== Given data

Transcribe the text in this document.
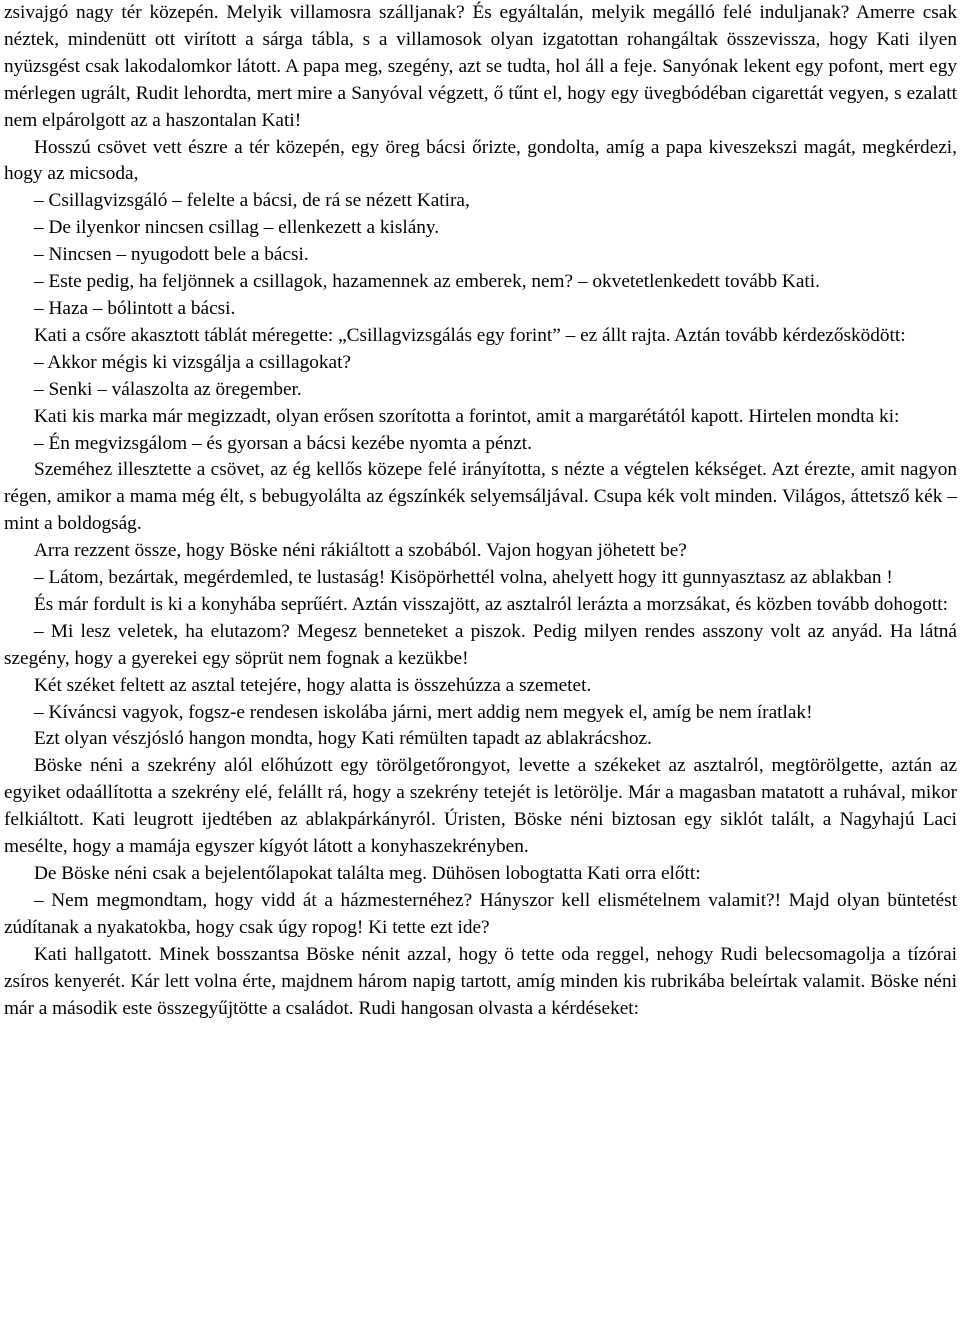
zsivajgó nagy tér közepén. Melyik villamosra szálljanak? És egyáltalán, melyik megálló felé induljanak? Amerre csak néztek, mindenütt ott virított a sárga tábla, s a villamosok olyan izgatottan rohangáltak összevissza, hogy Kati ilyen nyüzsgést csak lakodalomkor látott. A papa meg, szegény, azt se tudta, hol áll a feje. Sanyónak lekent egy pofont, mert egy mérlegen ugrált, Rudit lehordta, mert mire a Sanyóval végzett, ő tűnt el, hogy egy üvegbódéban cigarettát vegyen, s ezalatt nem elpárolgott az a haszontalan Kati!

Hosszú csövet vett észre a tér közepén, egy öreg bácsi őrizte, gondolta, amíg a papa kiveszekszi magát, megkérdezi, hogy az micsoda,

– Csillagvizsgáló – felelte a bácsi, de rá se nézett Katira,

– De ilyenkor nincsen csillag – ellenkezett a kislány.

– Nincsen – nyugodott bele a bácsi.

– Este pedig, ha feljönnek a csillagok, hazamennek az emberek, nem? – okvetetlenkedett tovább Kati.

– Haza – bólintott a bácsi.

Kati a csőre akasztott táblát méregette: „Csillagvizsgálás egy forint” – ez állt rajta. Aztán tovább kérdezősködött:

– Akkor mégis ki vizsgálja a csillagokat?

– Senki – válaszolta az öregember.

Kati kis marka már megizzadt, olyan erősen szorította a forintot, amit a margarétától kapott. Hirtelen mondta ki:

– Én megvizsgálom – és gyorsan a bácsi kezébe nyomta a pénzt.

Szeméhez illesztette a csövet, az ég kellős közepe felé irányította, s nézte a végtelen kékséget. Azt érezte, amit nagyon régen, amikor a mama még élt, s bebugyolálta az égszínkék selyemsáljával. Csupa kék volt minden. Világos, áttetsző kék – mint a boldogság.

Arra rezzent össze, hogy Böske néni rákiáltott a szobából. Vajon hogyan jöhetett be?

– Látom, bezártak, megérdemled, te lustaság! Kisöpörhettél volna, ahelyett hogy itt gunnyasztasz az ablakban !

És már fordult is ki a konyhába seprűért. Aztán visszajött, az asztalról lerázta a morzsákat, és közben tovább dohogott:

– Mi lesz veletek, ha elutazom? Megesz benneteket a piszok. Pedig milyen rendes asszony volt az anyád. Ha látná szegény, hogy a gyerekei egy söprüt nem fognak a kezükbe!

Két széket feltett az asztal tetejére, hogy alatta is összehúzza a szemetet.

– Kíváncsi vagyok, fogsz-e rendesen iskolába járni, mert addig nem megyek el, amíg be nem íratlak!

Ezt olyan vészjósló hangon mondta, hogy Kati rémülten tapadt az ablakrácshoz.

Böske néni a szekrény alól előhúzott egy törölgetőrongyot, levette a székeket az asztalról, megtörölgette, aztán az egyiket odaállította a szekrény elé, felállt rá, hogy a szekrény tetejét is letörölje. Már a magasban matatott a ruhával, mikor felkiáltott. Kati leugrott ijedtében az ablakpárkányról. Úristen, Böske néni biztosan egy siklót talált, a Nagyhajú Laci mesélte, hogy a mamája egyszer kígyót látott a konyhaszekrényben.

De Böske néni csak a bejelentőlapokat találta meg. Dühösen lobogtatta Kati orra előtt:

– Nem megmondtam, hogy vidd át a házmesternéhez? Hányszor kell elismételnem valamit?! Majd olyan büntetést zúdítanak a nyakatokba, hogy csak úgy ropog! Ki tette ezt ide?

Kati hallgatott. Minek bosszantsa Böske nénit azzal, hogy ö tette oda reggel, nehogy Rudi belecsomagolja a tízórai zsíros kenyerét. Kár lett volna érte, majdnem három napig tartott, amíg minden kis rubrikába beleírtak valamit. Böske néni már a második este összegyűjtötte a családot. Rudi hangosan olvasta a kérdéseket:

====

▶ **Work instructions**
Within the entries above, how many lines contain "csövet"? Respond with the number only.

▶ **Reply**
2